>> begin Extracted material
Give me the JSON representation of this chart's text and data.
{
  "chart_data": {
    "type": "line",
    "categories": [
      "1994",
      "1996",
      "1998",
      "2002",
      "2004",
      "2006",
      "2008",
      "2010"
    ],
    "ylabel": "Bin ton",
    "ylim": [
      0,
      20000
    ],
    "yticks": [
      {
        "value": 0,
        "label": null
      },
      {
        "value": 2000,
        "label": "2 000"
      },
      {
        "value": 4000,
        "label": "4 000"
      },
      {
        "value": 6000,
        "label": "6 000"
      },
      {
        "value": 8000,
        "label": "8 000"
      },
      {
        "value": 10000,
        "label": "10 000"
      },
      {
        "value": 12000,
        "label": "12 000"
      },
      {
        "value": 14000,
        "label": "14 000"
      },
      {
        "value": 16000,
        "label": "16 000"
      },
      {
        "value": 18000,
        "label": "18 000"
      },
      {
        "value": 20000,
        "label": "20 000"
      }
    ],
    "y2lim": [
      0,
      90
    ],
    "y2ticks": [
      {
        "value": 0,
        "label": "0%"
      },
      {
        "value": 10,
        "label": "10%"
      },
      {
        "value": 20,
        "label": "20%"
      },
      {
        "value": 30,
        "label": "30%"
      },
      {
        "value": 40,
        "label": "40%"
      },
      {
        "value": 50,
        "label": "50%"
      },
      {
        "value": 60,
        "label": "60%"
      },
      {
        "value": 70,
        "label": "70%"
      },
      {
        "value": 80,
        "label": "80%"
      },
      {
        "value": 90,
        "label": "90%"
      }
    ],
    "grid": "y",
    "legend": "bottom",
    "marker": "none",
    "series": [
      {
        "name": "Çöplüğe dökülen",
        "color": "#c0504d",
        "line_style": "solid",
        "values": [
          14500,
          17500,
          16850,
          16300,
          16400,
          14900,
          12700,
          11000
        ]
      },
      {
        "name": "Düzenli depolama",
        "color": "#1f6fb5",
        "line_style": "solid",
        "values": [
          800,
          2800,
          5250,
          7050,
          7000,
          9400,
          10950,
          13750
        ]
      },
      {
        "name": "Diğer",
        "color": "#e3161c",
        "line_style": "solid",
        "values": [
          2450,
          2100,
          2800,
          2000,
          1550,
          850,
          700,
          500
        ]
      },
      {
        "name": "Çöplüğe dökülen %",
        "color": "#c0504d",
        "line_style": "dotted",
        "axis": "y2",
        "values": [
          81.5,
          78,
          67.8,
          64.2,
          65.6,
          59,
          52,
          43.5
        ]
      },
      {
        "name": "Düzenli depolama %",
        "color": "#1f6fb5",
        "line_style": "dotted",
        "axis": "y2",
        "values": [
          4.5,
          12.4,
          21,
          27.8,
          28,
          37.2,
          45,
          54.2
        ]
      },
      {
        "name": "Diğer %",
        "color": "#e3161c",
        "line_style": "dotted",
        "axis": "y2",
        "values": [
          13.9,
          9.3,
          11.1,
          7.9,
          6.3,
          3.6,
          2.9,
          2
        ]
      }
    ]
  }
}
>> end Extracted material
__Requirements__: A line counts if it holds the word "depolama". Work out how many lines in the listing count, and give only that number.

__Response to the exercise__: 2